# [Provided records]
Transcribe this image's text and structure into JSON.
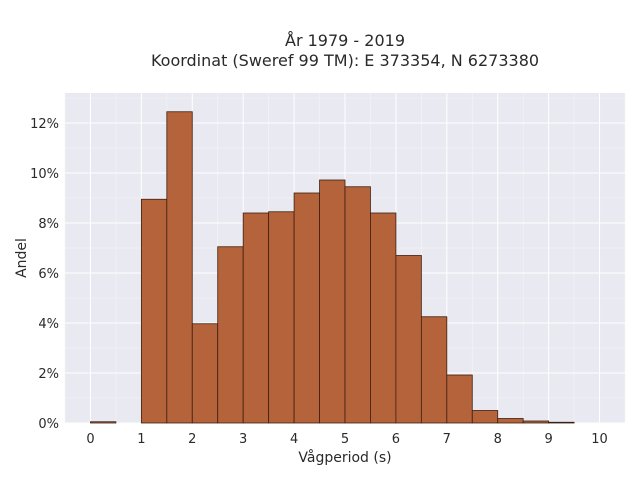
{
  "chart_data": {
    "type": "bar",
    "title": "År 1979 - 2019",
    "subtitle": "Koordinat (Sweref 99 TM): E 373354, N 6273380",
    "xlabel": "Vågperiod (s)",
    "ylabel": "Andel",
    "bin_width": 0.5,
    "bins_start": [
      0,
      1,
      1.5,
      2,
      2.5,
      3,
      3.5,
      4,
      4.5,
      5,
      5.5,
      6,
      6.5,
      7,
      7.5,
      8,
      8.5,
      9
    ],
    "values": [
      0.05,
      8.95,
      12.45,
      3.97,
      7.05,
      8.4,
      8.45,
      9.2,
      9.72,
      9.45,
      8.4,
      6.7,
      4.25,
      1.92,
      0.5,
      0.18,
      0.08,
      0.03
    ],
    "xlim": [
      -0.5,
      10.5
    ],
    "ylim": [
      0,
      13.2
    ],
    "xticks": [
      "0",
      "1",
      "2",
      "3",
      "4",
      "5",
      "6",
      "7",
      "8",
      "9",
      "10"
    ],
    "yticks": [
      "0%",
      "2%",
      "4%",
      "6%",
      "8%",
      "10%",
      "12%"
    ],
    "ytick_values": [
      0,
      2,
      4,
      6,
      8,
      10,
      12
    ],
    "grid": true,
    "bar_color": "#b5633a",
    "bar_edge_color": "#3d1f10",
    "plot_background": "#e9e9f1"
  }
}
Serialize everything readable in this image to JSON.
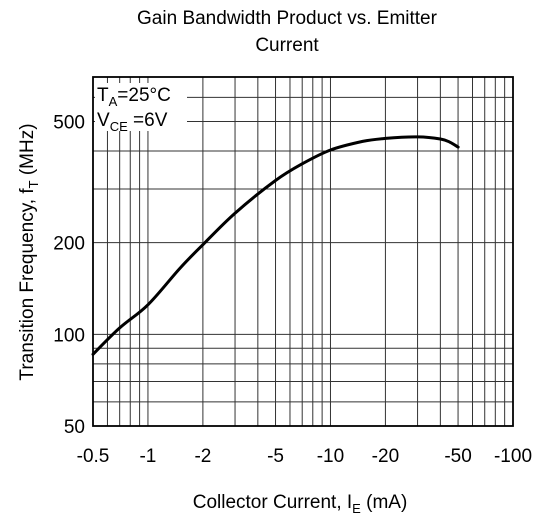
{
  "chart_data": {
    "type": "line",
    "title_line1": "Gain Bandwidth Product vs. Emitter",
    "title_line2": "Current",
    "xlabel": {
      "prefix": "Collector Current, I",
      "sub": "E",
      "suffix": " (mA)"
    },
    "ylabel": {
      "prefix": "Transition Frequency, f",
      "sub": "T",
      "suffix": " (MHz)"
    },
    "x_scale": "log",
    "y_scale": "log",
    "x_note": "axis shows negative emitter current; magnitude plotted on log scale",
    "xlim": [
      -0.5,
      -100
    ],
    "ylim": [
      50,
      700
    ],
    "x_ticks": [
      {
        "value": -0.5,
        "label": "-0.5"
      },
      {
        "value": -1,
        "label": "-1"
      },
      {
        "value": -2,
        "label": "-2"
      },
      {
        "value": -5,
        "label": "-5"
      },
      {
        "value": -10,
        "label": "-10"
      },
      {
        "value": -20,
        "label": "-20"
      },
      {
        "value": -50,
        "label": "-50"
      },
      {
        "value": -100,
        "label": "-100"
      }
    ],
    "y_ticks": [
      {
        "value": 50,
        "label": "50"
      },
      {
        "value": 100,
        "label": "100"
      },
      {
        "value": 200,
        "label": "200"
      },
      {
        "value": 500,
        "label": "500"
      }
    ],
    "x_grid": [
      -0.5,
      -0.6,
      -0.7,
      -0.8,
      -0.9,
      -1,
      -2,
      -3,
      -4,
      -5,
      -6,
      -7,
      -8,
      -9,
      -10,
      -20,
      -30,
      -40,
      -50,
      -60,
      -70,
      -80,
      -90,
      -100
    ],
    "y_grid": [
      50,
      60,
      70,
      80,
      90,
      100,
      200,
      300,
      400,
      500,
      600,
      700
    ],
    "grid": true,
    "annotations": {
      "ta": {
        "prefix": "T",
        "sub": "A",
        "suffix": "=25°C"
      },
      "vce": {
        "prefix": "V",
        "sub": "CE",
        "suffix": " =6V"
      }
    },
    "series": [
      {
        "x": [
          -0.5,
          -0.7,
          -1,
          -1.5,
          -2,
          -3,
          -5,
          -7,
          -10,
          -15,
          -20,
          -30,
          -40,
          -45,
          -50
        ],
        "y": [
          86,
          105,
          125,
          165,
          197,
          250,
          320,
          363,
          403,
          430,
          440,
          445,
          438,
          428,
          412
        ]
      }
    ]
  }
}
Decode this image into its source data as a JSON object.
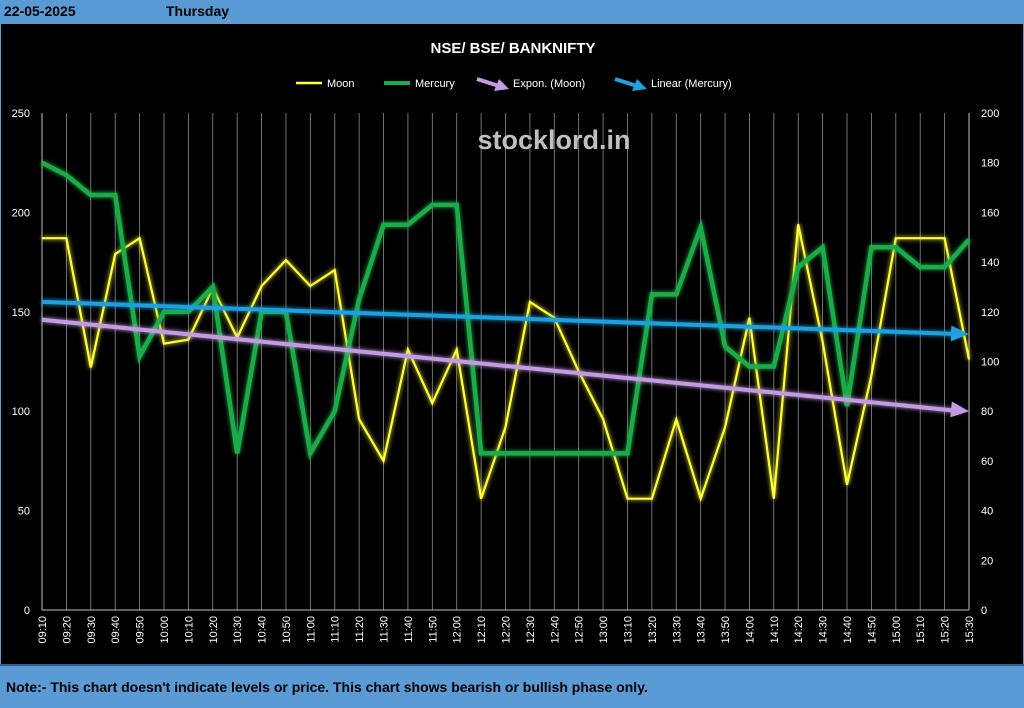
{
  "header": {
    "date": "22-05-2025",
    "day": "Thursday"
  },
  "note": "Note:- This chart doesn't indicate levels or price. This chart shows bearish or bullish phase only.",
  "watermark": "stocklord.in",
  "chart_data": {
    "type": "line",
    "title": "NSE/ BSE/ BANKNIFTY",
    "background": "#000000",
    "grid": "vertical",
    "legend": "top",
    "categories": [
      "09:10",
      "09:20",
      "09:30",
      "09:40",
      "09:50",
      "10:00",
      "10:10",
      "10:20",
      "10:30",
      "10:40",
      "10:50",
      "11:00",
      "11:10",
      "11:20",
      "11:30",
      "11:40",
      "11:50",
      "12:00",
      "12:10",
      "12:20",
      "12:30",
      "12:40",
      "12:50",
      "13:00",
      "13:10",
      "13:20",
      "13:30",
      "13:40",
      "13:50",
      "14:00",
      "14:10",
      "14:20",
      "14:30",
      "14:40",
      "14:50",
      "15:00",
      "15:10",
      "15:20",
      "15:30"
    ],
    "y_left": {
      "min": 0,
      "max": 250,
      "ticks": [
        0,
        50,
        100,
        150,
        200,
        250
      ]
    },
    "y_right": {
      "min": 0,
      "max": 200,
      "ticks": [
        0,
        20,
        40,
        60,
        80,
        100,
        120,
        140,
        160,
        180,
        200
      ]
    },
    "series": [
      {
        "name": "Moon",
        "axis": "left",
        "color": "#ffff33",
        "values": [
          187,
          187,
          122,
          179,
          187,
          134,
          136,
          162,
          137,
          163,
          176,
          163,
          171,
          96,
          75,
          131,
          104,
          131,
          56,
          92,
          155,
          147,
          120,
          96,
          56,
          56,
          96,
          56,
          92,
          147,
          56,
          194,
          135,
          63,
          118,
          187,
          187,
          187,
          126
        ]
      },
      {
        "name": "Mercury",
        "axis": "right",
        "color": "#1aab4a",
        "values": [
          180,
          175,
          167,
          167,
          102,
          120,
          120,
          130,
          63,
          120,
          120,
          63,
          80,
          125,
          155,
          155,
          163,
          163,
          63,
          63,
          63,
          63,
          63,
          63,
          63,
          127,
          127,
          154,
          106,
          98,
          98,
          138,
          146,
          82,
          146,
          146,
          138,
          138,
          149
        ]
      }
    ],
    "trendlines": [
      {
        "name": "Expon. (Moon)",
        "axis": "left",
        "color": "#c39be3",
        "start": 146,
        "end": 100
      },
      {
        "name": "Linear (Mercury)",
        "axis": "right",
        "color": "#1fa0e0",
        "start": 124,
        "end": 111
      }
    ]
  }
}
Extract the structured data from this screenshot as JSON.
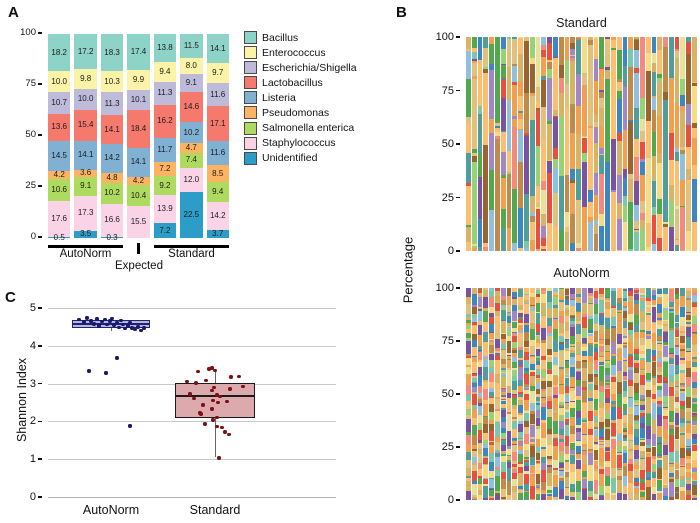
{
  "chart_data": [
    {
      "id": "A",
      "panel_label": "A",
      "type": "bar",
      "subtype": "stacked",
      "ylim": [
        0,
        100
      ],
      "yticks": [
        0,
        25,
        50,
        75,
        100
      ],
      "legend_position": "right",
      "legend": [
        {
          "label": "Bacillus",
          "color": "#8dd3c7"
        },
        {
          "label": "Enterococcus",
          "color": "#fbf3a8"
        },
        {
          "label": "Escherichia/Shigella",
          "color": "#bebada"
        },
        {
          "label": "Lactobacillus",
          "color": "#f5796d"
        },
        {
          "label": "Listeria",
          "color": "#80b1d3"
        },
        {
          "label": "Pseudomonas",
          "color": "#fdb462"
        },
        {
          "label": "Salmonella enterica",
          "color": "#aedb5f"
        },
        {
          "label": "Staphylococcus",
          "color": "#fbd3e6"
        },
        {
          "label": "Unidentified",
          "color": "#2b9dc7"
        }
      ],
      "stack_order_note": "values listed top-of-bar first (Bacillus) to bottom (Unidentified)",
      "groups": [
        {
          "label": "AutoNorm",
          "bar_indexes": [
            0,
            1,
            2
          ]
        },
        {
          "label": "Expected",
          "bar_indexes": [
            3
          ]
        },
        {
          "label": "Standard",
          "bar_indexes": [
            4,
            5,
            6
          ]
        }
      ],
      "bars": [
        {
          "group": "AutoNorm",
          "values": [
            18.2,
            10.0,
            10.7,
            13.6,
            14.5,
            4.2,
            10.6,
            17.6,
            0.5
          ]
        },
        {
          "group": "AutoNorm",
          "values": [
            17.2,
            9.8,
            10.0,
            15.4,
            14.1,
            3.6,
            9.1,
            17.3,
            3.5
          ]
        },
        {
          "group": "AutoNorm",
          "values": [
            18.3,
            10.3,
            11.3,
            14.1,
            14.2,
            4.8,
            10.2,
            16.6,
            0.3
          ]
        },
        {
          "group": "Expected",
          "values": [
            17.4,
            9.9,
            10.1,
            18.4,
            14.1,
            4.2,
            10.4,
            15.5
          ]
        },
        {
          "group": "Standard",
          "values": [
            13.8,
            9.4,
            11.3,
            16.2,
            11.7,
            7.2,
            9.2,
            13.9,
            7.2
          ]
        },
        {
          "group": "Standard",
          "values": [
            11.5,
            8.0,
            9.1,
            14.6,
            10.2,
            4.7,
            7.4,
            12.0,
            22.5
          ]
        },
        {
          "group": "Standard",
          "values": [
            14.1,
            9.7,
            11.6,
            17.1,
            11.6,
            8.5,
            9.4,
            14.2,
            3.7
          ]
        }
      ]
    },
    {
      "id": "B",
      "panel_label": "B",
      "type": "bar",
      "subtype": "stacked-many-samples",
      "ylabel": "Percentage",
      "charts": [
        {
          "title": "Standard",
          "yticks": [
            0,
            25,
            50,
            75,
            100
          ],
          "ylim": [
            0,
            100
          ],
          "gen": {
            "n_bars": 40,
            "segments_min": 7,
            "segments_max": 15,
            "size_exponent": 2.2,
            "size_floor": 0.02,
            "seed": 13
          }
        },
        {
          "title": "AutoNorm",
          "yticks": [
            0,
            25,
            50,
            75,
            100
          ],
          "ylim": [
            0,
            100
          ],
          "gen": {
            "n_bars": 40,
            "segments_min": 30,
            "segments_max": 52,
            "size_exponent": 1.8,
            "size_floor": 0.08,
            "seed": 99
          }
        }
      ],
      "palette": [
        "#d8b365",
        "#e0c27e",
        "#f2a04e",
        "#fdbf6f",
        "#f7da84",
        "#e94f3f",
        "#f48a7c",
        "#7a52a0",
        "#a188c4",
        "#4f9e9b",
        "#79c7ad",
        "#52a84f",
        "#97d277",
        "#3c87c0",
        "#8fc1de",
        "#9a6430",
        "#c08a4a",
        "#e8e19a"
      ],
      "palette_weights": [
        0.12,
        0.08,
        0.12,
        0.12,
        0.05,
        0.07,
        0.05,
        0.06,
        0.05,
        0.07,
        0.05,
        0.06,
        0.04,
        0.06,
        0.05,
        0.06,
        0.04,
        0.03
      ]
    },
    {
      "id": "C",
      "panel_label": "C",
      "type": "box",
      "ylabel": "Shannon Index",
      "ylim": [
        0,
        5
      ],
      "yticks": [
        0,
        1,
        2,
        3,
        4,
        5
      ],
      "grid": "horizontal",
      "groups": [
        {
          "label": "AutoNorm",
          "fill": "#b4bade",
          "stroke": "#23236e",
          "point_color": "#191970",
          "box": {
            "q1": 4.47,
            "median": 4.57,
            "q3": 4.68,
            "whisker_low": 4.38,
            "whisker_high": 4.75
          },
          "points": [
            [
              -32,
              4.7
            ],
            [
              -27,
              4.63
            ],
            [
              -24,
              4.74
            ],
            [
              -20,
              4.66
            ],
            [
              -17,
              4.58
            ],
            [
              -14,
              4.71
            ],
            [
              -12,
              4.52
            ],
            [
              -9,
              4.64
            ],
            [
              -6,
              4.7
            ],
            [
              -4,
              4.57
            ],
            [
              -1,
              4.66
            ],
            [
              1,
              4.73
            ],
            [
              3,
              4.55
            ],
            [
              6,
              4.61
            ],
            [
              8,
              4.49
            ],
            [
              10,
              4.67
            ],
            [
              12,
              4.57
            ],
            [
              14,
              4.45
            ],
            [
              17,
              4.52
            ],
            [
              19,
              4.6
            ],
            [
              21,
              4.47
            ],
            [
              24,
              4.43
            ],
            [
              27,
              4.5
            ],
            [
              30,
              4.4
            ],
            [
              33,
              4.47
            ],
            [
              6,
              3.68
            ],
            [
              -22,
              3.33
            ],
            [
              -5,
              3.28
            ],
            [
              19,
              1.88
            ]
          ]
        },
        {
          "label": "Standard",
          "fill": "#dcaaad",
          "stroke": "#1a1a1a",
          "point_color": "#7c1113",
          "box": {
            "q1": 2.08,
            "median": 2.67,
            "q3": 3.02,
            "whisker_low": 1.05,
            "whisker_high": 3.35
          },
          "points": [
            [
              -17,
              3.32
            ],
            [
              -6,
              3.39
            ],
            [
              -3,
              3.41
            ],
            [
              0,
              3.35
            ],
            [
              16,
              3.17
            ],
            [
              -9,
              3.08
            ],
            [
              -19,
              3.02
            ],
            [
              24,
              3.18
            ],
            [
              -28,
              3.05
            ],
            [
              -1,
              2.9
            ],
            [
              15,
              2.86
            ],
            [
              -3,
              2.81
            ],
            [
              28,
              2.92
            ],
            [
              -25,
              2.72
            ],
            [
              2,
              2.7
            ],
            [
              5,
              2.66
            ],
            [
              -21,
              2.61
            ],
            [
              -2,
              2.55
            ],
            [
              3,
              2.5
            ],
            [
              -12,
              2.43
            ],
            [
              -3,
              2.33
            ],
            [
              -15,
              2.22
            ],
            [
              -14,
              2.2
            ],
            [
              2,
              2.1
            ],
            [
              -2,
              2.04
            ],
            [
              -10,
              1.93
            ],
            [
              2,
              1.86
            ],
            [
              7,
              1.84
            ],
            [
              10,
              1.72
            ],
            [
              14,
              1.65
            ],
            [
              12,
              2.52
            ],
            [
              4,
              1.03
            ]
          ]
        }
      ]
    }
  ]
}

# [Instruction]
Give the count of lines in the listing that hold the word "JSON", with no other text.

# [Result]
4